>>>
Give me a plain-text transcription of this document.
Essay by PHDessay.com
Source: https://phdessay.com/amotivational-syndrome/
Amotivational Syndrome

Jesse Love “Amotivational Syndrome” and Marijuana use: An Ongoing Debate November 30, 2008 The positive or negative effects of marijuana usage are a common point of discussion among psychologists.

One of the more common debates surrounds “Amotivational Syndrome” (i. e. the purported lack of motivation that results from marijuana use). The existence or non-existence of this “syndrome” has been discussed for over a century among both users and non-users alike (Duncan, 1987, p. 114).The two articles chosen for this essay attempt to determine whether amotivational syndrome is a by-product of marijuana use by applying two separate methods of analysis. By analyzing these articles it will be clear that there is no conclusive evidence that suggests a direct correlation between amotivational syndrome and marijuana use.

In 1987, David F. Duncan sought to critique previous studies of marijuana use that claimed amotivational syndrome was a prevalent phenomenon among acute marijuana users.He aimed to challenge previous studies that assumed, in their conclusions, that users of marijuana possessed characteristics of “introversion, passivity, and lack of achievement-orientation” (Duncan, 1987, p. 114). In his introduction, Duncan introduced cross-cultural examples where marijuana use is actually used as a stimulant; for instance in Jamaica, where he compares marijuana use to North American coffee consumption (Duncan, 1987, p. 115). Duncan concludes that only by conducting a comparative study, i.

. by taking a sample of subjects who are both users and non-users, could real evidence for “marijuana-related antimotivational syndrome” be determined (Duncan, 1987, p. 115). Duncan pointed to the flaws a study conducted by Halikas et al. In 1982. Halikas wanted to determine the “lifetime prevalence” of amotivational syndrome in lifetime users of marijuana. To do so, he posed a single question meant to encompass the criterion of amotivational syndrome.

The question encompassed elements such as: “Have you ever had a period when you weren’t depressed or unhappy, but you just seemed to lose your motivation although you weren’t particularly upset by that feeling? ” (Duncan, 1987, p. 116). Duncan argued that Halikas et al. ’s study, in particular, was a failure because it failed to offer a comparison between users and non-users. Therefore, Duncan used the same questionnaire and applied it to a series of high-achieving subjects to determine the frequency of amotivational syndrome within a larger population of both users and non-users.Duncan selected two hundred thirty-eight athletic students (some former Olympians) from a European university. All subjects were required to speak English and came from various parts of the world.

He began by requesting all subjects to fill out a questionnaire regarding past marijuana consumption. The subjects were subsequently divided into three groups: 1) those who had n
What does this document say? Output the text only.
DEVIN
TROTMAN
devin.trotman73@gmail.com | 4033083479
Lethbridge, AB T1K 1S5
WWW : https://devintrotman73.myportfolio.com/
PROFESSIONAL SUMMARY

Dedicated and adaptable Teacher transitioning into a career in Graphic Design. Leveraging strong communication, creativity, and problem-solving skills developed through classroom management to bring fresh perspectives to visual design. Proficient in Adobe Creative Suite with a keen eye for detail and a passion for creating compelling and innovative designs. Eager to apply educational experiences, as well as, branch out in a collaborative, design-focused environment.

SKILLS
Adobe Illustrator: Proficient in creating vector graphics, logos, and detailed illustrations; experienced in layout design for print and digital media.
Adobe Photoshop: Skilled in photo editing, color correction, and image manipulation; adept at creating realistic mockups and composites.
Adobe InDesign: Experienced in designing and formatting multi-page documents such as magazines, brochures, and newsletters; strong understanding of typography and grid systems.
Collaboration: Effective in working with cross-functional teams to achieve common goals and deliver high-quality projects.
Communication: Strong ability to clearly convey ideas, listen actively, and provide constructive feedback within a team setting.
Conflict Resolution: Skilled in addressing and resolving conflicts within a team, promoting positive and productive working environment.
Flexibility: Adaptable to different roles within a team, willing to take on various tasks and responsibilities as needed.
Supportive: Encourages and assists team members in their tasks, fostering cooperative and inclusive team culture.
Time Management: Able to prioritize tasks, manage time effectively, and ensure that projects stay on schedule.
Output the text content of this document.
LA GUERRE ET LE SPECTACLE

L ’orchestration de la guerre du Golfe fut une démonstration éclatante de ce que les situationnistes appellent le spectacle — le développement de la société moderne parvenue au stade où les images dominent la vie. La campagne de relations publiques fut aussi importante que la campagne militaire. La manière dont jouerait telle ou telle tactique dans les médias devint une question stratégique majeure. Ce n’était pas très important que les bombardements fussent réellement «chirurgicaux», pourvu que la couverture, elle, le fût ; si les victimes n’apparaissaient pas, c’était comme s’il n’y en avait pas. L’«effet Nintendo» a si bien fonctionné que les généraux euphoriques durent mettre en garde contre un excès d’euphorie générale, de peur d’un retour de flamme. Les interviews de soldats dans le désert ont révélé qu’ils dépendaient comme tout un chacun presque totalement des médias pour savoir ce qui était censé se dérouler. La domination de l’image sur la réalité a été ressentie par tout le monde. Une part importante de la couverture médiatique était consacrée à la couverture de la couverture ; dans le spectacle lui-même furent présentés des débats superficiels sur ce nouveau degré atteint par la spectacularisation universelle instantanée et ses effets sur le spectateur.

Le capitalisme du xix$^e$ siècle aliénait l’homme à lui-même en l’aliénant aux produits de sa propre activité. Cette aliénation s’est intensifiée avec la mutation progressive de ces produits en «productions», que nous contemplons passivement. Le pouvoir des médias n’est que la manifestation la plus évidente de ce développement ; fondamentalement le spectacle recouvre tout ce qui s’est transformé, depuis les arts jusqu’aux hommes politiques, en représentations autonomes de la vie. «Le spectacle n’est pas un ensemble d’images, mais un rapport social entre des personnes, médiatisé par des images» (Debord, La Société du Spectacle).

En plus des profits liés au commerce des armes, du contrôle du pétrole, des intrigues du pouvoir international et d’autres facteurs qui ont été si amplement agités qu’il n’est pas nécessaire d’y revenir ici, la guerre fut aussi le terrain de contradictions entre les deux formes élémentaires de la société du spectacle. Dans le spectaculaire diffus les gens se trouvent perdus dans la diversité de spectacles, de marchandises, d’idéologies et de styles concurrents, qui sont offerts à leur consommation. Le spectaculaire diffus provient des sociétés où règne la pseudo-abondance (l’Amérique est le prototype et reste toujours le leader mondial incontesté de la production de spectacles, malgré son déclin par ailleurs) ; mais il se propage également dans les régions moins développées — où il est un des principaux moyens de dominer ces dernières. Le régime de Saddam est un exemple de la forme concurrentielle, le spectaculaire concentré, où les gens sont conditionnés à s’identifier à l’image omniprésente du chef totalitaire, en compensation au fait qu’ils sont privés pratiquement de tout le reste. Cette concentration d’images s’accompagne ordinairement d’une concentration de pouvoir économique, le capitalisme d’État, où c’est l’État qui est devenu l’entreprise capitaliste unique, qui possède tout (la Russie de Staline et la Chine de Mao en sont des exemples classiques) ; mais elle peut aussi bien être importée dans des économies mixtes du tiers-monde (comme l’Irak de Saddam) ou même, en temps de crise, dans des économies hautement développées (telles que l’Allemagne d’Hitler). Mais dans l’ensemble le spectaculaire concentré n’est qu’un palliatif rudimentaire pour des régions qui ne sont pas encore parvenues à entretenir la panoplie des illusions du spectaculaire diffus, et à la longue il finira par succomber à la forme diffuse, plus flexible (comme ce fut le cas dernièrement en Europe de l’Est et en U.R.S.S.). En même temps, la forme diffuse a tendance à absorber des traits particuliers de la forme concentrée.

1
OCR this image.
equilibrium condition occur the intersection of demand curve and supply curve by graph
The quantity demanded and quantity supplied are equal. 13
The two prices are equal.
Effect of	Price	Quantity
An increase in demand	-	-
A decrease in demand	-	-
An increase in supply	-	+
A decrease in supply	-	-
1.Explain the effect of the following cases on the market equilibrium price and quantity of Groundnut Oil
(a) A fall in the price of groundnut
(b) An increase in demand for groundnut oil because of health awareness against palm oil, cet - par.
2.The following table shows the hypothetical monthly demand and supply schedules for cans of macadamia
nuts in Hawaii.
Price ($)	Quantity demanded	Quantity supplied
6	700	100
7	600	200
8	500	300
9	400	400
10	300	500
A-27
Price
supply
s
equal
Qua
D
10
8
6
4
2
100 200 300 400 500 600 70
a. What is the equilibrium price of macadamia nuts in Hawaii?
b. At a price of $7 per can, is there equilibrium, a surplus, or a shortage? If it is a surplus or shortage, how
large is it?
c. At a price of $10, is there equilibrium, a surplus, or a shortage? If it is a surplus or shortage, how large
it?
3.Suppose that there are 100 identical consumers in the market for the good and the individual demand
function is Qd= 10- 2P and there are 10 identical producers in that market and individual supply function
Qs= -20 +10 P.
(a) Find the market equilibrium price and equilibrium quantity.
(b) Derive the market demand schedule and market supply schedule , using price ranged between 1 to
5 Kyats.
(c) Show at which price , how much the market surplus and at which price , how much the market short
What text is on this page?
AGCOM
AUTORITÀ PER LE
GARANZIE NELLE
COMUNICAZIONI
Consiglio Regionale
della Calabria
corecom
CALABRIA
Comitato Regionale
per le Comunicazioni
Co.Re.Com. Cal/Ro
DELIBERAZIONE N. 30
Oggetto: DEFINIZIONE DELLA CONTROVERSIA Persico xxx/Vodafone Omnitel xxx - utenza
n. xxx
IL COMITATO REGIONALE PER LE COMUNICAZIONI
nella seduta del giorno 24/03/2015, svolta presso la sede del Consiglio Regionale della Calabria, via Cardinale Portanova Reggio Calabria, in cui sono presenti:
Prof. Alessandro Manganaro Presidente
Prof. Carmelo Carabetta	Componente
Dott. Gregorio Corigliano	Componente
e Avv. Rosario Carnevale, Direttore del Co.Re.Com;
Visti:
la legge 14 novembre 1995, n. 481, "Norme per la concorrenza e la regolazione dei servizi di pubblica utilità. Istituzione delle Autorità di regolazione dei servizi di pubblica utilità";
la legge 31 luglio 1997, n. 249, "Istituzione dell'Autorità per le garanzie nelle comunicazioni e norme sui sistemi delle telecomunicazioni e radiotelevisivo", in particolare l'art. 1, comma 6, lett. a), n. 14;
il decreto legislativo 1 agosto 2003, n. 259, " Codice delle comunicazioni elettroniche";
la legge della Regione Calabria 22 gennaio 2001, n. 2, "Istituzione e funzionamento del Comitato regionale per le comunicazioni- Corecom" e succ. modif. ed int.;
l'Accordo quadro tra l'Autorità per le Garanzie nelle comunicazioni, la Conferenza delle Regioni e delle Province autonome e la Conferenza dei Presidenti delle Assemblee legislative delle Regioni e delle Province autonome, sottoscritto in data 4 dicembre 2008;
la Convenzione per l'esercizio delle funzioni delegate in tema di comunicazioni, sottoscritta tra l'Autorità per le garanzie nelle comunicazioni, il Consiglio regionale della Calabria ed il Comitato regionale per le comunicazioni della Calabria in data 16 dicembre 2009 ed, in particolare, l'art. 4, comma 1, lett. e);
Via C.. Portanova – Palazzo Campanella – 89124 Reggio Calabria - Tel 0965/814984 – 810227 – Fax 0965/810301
<<<
» Exercise:
Write out every line of the entries that holds the word "What".

» Worked solution:
What does this document say? Output the text only.
a. What is the equilibrium price of macadamia nuts in Hawaii?
What text is on this page?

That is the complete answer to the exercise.